Given task
Print out the entries below with no edits.

[Stored items from a collection]
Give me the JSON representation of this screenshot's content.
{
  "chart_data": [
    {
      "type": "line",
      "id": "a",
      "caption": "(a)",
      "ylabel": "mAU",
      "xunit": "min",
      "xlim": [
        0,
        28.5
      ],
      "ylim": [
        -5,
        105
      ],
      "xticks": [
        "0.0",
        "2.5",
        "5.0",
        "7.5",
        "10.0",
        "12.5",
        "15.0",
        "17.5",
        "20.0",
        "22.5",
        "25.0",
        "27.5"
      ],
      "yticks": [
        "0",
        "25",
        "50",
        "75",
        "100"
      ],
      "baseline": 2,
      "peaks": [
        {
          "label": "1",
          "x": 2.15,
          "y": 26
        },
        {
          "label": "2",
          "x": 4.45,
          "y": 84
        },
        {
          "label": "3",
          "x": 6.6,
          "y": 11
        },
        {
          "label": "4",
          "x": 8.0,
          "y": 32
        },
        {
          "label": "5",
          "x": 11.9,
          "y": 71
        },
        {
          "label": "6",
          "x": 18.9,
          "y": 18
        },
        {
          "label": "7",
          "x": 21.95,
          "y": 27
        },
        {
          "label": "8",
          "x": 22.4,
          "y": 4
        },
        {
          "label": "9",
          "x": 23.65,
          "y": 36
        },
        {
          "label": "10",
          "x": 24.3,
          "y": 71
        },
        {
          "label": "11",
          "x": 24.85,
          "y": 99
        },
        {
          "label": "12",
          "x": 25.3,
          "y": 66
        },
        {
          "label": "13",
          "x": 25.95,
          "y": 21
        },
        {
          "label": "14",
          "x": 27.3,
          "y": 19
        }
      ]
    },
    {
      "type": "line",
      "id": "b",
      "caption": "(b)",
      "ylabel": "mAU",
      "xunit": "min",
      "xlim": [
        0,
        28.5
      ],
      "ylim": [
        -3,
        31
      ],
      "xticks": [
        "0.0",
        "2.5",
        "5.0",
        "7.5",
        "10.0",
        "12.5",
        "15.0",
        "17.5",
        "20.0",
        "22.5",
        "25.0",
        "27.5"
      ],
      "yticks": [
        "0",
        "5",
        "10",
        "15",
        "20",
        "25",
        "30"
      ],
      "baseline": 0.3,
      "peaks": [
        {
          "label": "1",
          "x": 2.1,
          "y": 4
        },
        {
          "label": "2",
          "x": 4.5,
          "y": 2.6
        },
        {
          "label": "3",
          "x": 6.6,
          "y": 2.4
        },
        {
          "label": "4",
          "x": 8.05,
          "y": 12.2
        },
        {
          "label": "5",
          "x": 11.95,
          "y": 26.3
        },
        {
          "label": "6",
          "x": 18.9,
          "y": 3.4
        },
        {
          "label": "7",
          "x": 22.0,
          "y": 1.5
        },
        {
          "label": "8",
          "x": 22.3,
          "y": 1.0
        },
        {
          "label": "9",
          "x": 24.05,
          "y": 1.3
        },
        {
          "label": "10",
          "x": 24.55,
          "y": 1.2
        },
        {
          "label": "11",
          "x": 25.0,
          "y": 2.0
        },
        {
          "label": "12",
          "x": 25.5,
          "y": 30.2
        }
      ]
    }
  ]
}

Completed exercise
Give me the JSON representation of this screenshot's content.
{
  "chart_data": [
    {
      "type": "line",
      "id": "a",
      "caption": "(a)",
      "ylabel": "mAU",
      "xunit": "min",
      "xlim": [
        0,
        28.5
      ],
      "ylim": [
        -5,
        105
      ],
      "xticks": [
        "0.0",
        "2.5",
        "5.0",
        "7.5",
        "10.0",
        "12.5",
        "15.0",
        "17.5",
        "20.0",
        "22.5",
        "25.0",
        "27.5"
      ],
      "yticks": [
        "0",
        "25",
        "50",
        "75",
        "100"
      ],
      "baseline": 2,
      "peaks": [
        {
          "label": "1",
          "x": 2.15,
          "y": 26
        },
        {
          "label": "2",
          "x": 4.45,
          "y": 84
        },
        {
          "label": "3",
          "x": 6.6,
          "y": 11
        },
        {
          "label": "4",
          "x": 8.0,
          "y": 32
        },
        {
          "label": "5",
          "x": 11.9,
          "y": 71
        },
        {
          "label": "6",
          "x": 18.9,
          "y": 18
        },
        {
          "label": "7",
          "x": 21.95,
          "y": 27
        },
        {
          "label": "8",
          "x": 22.4,
          "y": 4
        },
        {
          "label": "9",
          "x": 23.65,
          "y": 36
        },
        {
          "label": "10",
          "x": 24.3,
          "y": 71
        },
        {
          "label": "11",
          "x": 24.85,
          "y": 99
        },
        {
          "label": "12",
          "x": 25.3,
          "y": 66
        },
        {
          "label": "13",
          "x": 25.95,
          "y": 21
        },
        {
          "label": "14",
          "x": 27.3,
          "y": 19
        }
      ]
    },
    {
      "type": "line",
      "id": "b",
      "caption": "(b)",
      "ylabel": "mAU",
      "xunit": "min",
      "xlim": [
        0,
        28.5
      ],
      "ylim": [
        -3,
        31
      ],
      "xticks": [
        "0.0",
        "2.5",
        "5.0",
        "7.5",
        "10.0",
        "12.5",
        "15.0",
        "17.5",
        "20.0",
        "22.5",
        "25.0",
        "27.5"
      ],
      "yticks": [
        "0",
        "5",
        "10",
        "15",
        "20",
        "25",
        "30"
      ],
      "baseline": 0.3,
      "peaks": [
        {
          "label": "1",
          "x": 2.1,
          "y": 4
        },
        {
          "label": "2",
          "x": 4.5,
          "y": 2.6
        },
        {
          "label": "3",
          "x": 6.6,
          "y": 2.4
        },
        {
          "label": "4",
          "x": 8.05,
          "y": 12.2
        },
        {
          "label": "5",
          "x": 11.95,
          "y": 26.3
        },
        {
          "label": "6",
          "x": 18.9,
          "y": 3.4
        },
        {
          "label": "7",
          "x": 22.0,
          "y": 1.5
        },
        {
          "label": "8",
          "x": 22.3,
          "y": 1.0
        },
        {
          "label": "9",
          "x": 24.05,
          "y": 1.3
        },
        {
          "label": "10",
          "x": 24.55,
          "y": 1.2
        },
        {
          "label": "11",
          "x": 25.0,
          "y": 2.0
        },
        {
          "label": "12",
          "x": 25.5,
          "y": 30.2
        }
      ]
    }
  ]
}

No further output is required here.